Go through the material below and copy all lines with "ElementUI".

### Task input

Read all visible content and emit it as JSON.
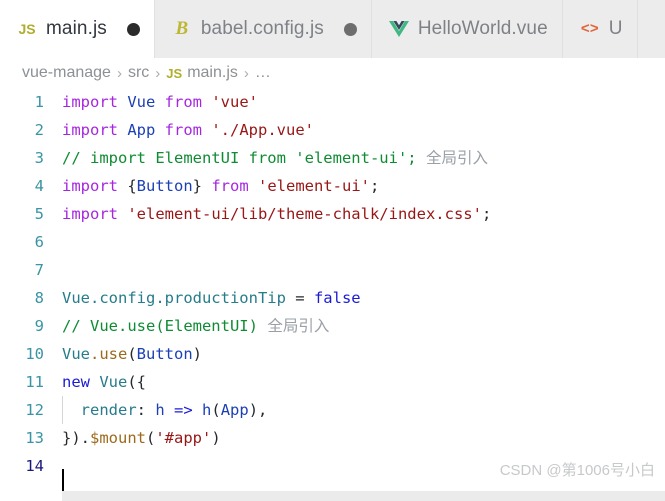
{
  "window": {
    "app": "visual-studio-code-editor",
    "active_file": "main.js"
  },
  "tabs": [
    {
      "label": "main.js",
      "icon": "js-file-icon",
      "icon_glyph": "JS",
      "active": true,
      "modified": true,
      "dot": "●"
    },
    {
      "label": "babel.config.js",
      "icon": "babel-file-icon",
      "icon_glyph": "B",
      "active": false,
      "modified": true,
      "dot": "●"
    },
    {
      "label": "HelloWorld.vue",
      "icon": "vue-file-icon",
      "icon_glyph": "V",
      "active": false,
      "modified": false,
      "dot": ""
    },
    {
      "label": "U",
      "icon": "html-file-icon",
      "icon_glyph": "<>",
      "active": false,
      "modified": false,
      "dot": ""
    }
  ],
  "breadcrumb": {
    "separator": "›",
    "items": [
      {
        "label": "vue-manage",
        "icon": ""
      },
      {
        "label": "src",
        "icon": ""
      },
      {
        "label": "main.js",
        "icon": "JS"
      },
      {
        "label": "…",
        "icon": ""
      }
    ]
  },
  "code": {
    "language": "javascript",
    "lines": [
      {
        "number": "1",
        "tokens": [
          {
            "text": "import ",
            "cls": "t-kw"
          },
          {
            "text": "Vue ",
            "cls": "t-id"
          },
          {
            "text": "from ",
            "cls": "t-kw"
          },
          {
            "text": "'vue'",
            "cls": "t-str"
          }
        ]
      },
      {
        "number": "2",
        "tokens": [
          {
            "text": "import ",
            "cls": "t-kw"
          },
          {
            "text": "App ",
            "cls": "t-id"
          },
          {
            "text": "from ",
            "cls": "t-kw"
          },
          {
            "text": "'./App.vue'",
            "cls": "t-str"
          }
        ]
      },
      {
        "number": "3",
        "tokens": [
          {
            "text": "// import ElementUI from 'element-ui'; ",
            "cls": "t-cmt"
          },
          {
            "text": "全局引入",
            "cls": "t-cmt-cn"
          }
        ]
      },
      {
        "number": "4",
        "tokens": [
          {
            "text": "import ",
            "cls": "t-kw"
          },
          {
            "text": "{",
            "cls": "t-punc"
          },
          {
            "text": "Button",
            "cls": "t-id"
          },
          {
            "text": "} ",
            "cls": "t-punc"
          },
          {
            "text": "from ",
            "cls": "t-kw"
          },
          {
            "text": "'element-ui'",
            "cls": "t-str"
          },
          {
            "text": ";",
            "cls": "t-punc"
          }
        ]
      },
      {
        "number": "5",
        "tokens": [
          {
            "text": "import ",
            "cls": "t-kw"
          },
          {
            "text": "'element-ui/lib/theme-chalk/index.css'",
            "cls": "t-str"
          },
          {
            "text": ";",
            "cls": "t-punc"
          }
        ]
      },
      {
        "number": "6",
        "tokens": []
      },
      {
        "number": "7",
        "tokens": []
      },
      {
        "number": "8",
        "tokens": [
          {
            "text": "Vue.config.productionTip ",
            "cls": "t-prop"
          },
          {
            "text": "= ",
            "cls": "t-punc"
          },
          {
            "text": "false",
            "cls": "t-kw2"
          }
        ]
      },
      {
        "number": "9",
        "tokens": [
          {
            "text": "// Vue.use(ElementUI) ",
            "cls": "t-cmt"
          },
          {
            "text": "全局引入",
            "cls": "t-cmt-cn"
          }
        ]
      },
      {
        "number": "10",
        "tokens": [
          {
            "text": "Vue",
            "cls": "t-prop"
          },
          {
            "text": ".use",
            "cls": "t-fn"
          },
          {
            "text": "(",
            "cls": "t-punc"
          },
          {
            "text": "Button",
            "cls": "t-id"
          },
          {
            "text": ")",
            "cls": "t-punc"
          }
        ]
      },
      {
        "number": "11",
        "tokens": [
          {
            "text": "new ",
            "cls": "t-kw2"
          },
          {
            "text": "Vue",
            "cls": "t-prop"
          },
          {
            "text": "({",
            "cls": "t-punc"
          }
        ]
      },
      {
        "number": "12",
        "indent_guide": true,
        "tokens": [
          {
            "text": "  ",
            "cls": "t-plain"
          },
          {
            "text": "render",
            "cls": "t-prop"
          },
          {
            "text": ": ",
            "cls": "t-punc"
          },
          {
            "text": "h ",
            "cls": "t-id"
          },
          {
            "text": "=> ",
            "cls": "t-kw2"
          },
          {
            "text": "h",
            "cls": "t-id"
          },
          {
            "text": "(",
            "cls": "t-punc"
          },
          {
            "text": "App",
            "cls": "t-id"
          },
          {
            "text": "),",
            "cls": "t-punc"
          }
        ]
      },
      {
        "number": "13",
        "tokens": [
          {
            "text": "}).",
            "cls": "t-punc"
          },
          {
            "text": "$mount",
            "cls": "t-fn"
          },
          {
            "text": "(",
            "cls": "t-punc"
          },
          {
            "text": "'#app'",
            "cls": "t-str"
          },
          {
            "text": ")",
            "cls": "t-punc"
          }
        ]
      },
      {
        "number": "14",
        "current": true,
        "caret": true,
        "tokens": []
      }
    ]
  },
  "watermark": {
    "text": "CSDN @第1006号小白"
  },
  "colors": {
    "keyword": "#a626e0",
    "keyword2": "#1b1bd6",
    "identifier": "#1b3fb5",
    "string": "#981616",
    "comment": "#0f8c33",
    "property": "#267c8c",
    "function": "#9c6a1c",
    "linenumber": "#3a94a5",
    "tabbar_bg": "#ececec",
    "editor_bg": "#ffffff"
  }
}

######

- [Exercise solution]:
            "text": "// import ElementUI from 'element-ui'; ",
            "text": "// Vue.use(ElementUI) ",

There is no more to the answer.